* Problem to solve
Print the entries in full, word for word, but not the pictures.

* Extracted records

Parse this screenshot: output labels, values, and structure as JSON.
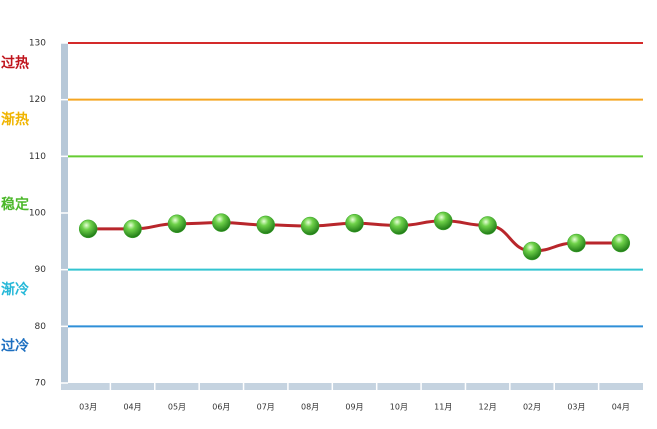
{
  "chart_data": {
    "type": "line",
    "categories": [
      "03月",
      "04月",
      "05月",
      "06月",
      "07月",
      "08月",
      "09月",
      "10月",
      "11月",
      "12月",
      "02月",
      "03月",
      "04月"
    ],
    "series": [
      {
        "color": "#b8262b",
        "values": [
          97.2,
          97.2,
          98.1,
          98.3,
          97.9,
          97.7,
          98.2,
          97.8,
          98.6,
          97.8,
          93.3,
          94.7,
          94.7
        ]
      }
    ],
    "ylim": [
      70,
      130
    ],
    "yticks": [
      70,
      80,
      90,
      100,
      110,
      120,
      130
    ],
    "thresholds": [
      {
        "value": 130,
        "color": "#d42a2a"
      },
      {
        "value": 120,
        "color": "#f5a623"
      },
      {
        "value": 110,
        "color": "#66cc33"
      },
      {
        "value": 90,
        "color": "#33c4d0"
      },
      {
        "value": 80,
        "color": "#2f8fd8"
      }
    ],
    "zones": [
      {
        "label": "过热",
        "color": "#c0141c",
        "range": [
          120,
          130
        ]
      },
      {
        "label": "渐热",
        "color": "#f0b400",
        "range": [
          110,
          120
        ]
      },
      {
        "label": "稳定",
        "color": "#4cb82a",
        "range": [
          90,
          110
        ]
      },
      {
        "label": "渐冷",
        "color": "#26b8d8",
        "range": [
          80,
          90
        ]
      },
      {
        "label": "过冷",
        "color": "#1d6fc0",
        "range": [
          70,
          80
        ]
      }
    ],
    "marker_color": "#3aa52a"
  }
}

* Task response
Parse this screenshot: output labels, values, and structure as JSON.
{
  "chart_data": {
    "type": "line",
    "categories": [
      "03月",
      "04月",
      "05月",
      "06月",
      "07月",
      "08月",
      "09月",
      "10月",
      "11月",
      "12月",
      "02月",
      "03月",
      "04月"
    ],
    "series": [
      {
        "color": "#b8262b",
        "values": [
          97.2,
          97.2,
          98.1,
          98.3,
          97.9,
          97.7,
          98.2,
          97.8,
          98.6,
          97.8,
          93.3,
          94.7,
          94.7
        ]
      }
    ],
    "ylim": [
      70,
      130
    ],
    "yticks": [
      70,
      80,
      90,
      100,
      110,
      120,
      130
    ],
    "thresholds": [
      {
        "value": 130,
        "color": "#d42a2a"
      },
      {
        "value": 120,
        "color": "#f5a623"
      },
      {
        "value": 110,
        "color": "#66cc33"
      },
      {
        "value": 90,
        "color": "#33c4d0"
      },
      {
        "value": 80,
        "color": "#2f8fd8"
      }
    ],
    "zones": [
      {
        "label": "过热",
        "color": "#c0141c",
        "range": [
          120,
          130
        ]
      },
      {
        "label": "渐热",
        "color": "#f0b400",
        "range": [
          110,
          120
        ]
      },
      {
        "label": "稳定",
        "color": "#4cb82a",
        "range": [
          90,
          110
        ]
      },
      {
        "label": "渐冷",
        "color": "#26b8d8",
        "range": [
          80,
          90
        ]
      },
      {
        "label": "过冷",
        "color": "#1d6fc0",
        "range": [
          70,
          80
        ]
      }
    ],
    "marker_color": "#3aa52a"
  }
}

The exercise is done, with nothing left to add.